- **EXCERPTED DATA**
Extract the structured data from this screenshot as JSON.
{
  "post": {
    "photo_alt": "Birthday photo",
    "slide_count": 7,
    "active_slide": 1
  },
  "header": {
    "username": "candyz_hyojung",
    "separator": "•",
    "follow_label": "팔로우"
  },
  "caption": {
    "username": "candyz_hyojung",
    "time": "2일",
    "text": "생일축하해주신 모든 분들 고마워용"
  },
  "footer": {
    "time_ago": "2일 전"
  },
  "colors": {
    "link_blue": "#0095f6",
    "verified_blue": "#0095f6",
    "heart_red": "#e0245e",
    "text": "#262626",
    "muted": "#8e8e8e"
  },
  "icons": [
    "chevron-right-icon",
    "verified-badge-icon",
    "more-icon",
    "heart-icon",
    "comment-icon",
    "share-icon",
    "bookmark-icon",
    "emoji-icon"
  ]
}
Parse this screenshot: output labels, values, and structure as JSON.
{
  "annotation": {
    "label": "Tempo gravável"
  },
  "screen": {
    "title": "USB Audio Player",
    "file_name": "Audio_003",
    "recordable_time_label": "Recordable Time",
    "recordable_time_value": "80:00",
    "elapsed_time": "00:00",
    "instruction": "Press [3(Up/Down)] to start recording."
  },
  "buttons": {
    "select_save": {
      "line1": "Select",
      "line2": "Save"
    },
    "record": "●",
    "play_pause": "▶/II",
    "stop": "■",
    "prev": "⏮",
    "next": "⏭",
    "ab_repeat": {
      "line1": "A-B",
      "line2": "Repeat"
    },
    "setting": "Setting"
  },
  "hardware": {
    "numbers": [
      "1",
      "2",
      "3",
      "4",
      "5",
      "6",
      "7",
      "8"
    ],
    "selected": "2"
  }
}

- **SHORT PROBLEM**
Give nothing but the number of lines containing the string "JSON".

- **FULL RESPONSE**
2